* START Data to use *

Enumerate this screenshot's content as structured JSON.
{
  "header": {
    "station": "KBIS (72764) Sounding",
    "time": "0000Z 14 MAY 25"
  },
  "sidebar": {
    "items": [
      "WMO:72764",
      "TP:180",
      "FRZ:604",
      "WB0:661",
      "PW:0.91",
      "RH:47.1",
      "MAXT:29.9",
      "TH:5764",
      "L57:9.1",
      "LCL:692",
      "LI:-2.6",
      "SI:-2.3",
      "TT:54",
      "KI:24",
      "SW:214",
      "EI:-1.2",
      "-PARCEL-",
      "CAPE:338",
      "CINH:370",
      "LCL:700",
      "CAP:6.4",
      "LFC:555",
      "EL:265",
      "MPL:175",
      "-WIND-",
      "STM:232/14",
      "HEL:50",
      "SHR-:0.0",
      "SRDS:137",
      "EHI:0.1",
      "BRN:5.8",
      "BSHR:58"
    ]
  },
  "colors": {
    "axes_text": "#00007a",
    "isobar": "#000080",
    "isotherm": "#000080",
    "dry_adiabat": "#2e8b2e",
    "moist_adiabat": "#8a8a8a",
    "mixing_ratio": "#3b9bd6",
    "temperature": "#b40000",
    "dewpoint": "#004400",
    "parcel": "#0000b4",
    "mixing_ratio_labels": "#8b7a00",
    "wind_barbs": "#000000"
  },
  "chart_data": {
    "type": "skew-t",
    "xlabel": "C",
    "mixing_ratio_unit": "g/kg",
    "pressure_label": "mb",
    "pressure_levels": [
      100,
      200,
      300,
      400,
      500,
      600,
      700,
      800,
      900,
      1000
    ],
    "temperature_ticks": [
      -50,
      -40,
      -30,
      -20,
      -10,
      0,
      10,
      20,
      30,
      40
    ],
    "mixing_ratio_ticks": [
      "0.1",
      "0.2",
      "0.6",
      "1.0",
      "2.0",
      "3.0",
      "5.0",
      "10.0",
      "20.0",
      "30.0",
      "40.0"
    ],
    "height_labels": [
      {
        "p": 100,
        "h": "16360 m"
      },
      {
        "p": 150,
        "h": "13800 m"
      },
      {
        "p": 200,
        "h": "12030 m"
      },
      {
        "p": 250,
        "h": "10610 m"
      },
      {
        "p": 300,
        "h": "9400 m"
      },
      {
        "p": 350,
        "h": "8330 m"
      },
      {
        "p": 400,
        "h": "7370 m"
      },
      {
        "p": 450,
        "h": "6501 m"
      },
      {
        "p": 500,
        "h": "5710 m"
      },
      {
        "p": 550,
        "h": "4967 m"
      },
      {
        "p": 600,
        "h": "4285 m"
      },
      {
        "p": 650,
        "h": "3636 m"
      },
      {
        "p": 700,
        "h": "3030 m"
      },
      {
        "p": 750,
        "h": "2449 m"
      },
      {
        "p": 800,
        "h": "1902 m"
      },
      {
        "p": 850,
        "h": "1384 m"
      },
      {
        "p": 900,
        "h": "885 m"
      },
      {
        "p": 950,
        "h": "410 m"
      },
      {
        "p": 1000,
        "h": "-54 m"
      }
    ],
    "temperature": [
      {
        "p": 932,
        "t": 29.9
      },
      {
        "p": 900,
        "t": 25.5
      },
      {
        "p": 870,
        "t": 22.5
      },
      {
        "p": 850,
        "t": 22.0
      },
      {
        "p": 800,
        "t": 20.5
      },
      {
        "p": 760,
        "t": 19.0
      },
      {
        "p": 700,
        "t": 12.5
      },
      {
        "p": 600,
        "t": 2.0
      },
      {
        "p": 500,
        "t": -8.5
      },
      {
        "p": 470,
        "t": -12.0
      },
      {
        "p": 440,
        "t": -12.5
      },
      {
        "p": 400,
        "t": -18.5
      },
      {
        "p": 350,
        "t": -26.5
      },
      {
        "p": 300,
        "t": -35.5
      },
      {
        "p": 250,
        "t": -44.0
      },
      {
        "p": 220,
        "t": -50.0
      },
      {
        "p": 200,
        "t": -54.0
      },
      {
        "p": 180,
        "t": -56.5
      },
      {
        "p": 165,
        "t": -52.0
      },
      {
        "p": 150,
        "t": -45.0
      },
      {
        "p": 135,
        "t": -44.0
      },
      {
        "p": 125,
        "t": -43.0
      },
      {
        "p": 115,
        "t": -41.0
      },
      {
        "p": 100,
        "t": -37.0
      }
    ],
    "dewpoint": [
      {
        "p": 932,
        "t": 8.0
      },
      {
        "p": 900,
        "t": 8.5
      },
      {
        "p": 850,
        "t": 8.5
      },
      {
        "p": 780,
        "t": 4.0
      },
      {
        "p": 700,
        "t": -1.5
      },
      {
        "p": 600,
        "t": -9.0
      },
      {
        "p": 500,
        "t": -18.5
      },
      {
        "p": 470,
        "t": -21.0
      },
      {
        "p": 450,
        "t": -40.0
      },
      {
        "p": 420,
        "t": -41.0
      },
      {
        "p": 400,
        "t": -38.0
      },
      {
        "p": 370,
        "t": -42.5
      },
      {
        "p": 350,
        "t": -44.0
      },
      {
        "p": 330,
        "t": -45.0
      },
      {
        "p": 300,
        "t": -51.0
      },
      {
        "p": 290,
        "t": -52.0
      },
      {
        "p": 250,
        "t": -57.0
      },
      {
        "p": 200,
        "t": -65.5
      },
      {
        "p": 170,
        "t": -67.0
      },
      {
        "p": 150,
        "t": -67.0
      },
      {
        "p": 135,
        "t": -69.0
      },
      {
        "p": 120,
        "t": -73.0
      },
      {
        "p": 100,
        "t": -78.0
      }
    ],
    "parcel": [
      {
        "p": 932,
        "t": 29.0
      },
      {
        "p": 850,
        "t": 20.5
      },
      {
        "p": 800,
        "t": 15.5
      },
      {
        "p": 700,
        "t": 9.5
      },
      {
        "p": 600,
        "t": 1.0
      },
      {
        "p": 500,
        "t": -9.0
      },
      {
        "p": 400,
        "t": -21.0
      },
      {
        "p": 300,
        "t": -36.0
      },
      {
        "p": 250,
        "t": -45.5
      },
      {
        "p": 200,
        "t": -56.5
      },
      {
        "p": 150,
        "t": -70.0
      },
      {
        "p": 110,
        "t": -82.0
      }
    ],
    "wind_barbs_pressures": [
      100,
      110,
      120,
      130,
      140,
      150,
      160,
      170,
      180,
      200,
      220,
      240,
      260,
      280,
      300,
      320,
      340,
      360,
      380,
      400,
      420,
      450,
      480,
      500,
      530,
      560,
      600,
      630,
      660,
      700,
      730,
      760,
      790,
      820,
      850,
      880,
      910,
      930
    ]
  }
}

* END Data to use *

* **Requirement**
Repeat all the entries exactly as given.

* **Answer below**
Enumerate this screenshot's content as structured JSON.
{
  "header": {
    "station": "KBIS (72764) Sounding",
    "time": "0000Z 14 MAY 25"
  },
  "sidebar": {
    "items": [
      "WMO:72764",
      "TP:180",
      "FRZ:604",
      "WB0:661",
      "PW:0.91",
      "RH:47.1",
      "MAXT:29.9",
      "TH:5764",
      "L57:9.1",
      "LCL:692",
      "LI:-2.6",
      "SI:-2.3",
      "TT:54",
      "KI:24",
      "SW:214",
      "EI:-1.2",
      "-PARCEL-",
      "CAPE:338",
      "CINH:370",
      "LCL:700",
      "CAP:6.4",
      "LFC:555",
      "EL:265",
      "MPL:175",
      "-WIND-",
      "STM:232/14",
      "HEL:50",
      "SHR-:0.0",
      "SRDS:137",
      "EHI:0.1",
      "BRN:5.8",
      "BSHR:58"
    ]
  },
  "colors": {
    "axes_text": "#00007a",
    "isobar": "#000080",
    "isotherm": "#000080",
    "dry_adiabat": "#2e8b2e",
    "moist_adiabat": "#8a8a8a",
    "mixing_ratio": "#3b9bd6",
    "temperature": "#b40000",
    "dewpoint": "#004400",
    "parcel": "#0000b4",
    "mixing_ratio_labels": "#8b7a00",
    "wind_barbs": "#000000"
  },
  "chart_data": {
    "type": "skew-t",
    "xlabel": "C",
    "mixing_ratio_unit": "g/kg",
    "pressure_label": "mb",
    "pressure_levels": [
      100,
      200,
      300,
      400,
      500,
      600,
      700,
      800,
      900,
      1000
    ],
    "temperature_ticks": [
      -50,
      -40,
      -30,
      -20,
      -10,
      0,
      10,
      20,
      30,
      40
    ],
    "mixing_ratio_ticks": [
      "0.1",
      "0.2",
      "0.6",
      "1.0",
      "2.0",
      "3.0",
      "5.0",
      "10.0",
      "20.0",
      "30.0",
      "40.0"
    ],
    "height_labels": [
      {
        "p": 100,
        "h": "16360 m"
      },
      {
        "p": 150,
        "h": "13800 m"
      },
      {
        "p": 200,
        "h": "12030 m"
      },
      {
        "p": 250,
        "h": "10610 m"
      },
      {
        "p": 300,
        "h": "9400 m"
      },
      {
        "p": 350,
        "h": "8330 m"
      },
      {
        "p": 400,
        "h": "7370 m"
      },
      {
        "p": 450,
        "h": "6501 m"
      },
      {
        "p": 500,
        "h": "5710 m"
      },
      {
        "p": 550,
        "h": "4967 m"
      },
      {
        "p": 600,
        "h": "4285 m"
      },
      {
        "p": 650,
        "h": "3636 m"
      },
      {
        "p": 700,
        "h": "3030 m"
      },
      {
        "p": 750,
        "h": "2449 m"
      },
      {
        "p": 800,
        "h": "1902 m"
      },
      {
        "p": 850,
        "h": "1384 m"
      },
      {
        "p": 900,
        "h": "885 m"
      },
      {
        "p": 950,
        "h": "410 m"
      },
      {
        "p": 1000,
        "h": "-54 m"
      }
    ],
    "temperature": [
      {
        "p": 932,
        "t": 29.9
      },
      {
        "p": 900,
        "t": 25.5
      },
      {
        "p": 870,
        "t": 22.5
      },
      {
        "p": 850,
        "t": 22.0
      },
      {
        "p": 800,
        "t": 20.5
      },
      {
        "p": 760,
        "t": 19.0
      },
      {
        "p": 700,
        "t": 12.5
      },
      {
        "p": 600,
        "t": 2.0
      },
      {
        "p": 500,
        "t": -8.5
      },
      {
        "p": 470,
        "t": -12.0
      },
      {
        "p": 440,
        "t": -12.5
      },
      {
        "p": 400,
        "t": -18.5
      },
      {
        "p": 350,
        "t": -26.5
      },
      {
        "p": 300,
        "t": -35.5
      },
      {
        "p": 250,
        "t": -44.0
      },
      {
        "p": 220,
        "t": -50.0
      },
      {
        "p": 200,
        "t": -54.0
      },
      {
        "p": 180,
        "t": -56.5
      },
      {
        "p": 165,
        "t": -52.0
      },
      {
        "p": 150,
        "t": -45.0
      },
      {
        "p": 135,
        "t": -44.0
      },
      {
        "p": 125,
        "t": -43.0
      },
      {
        "p": 115,
        "t": -41.0
      },
      {
        "p": 100,
        "t": -37.0
      }
    ],
    "dewpoint": [
      {
        "p": 932,
        "t": 8.0
      },
      {
        "p": 900,
        "t": 8.5
      },
      {
        "p": 850,
        "t": 8.5
      },
      {
        "p": 780,
        "t": 4.0
      },
      {
        "p": 700,
        "t": -1.5
      },
      {
        "p": 600,
        "t": -9.0
      },
      {
        "p": 500,
        "t": -18.5
      },
      {
        "p": 470,
        "t": -21.0
      },
      {
        "p": 450,
        "t": -40.0
      },
      {
        "p": 420,
        "t": -41.0
      },
      {
        "p": 400,
        "t": -38.0
      },
      {
        "p": 370,
        "t": -42.5
      },
      {
        "p": 350,
        "t": -44.0
      },
      {
        "p": 330,
        "t": -45.0
      },
      {
        "p": 300,
        "t": -51.0
      },
      {
        "p": 290,
        "t": -52.0
      },
      {
        "p": 250,
        "t": -57.0
      },
      {
        "p": 200,
        "t": -65.5
      },
      {
        "p": 170,
        "t": -67.0
      },
      {
        "p": 150,
        "t": -67.0
      },
      {
        "p": 135,
        "t": -69.0
      },
      {
        "p": 120,
        "t": -73.0
      },
      {
        "p": 100,
        "t": -78.0
      }
    ],
    "parcel": [
      {
        "p": 932,
        "t": 29.0
      },
      {
        "p": 850,
        "t": 20.5
      },
      {
        "p": 800,
        "t": 15.5
      },
      {
        "p": 700,
        "t": 9.5
      },
      {
        "p": 600,
        "t": 1.0
      },
      {
        "p": 500,
        "t": -9.0
      },
      {
        "p": 400,
        "t": -21.0
      },
      {
        "p": 300,
        "t": -36.0
      },
      {
        "p": 250,
        "t": -45.5
      },
      {
        "p": 200,
        "t": -56.5
      },
      {
        "p": 150,
        "t": -70.0
      },
      {
        "p": 110,
        "t": -82.0
      }
    ],
    "wind_barbs_pressures": [
      100,
      110,
      120,
      130,
      140,
      150,
      160,
      170,
      180,
      200,
      220,
      240,
      260,
      280,
      300,
      320,
      340,
      360,
      380,
      400,
      420,
      450,
      480,
      500,
      530,
      560,
      600,
      630,
      660,
      700,
      730,
      760,
      790,
      820,
      850,
      880,
      910,
      930
    ]
  }
}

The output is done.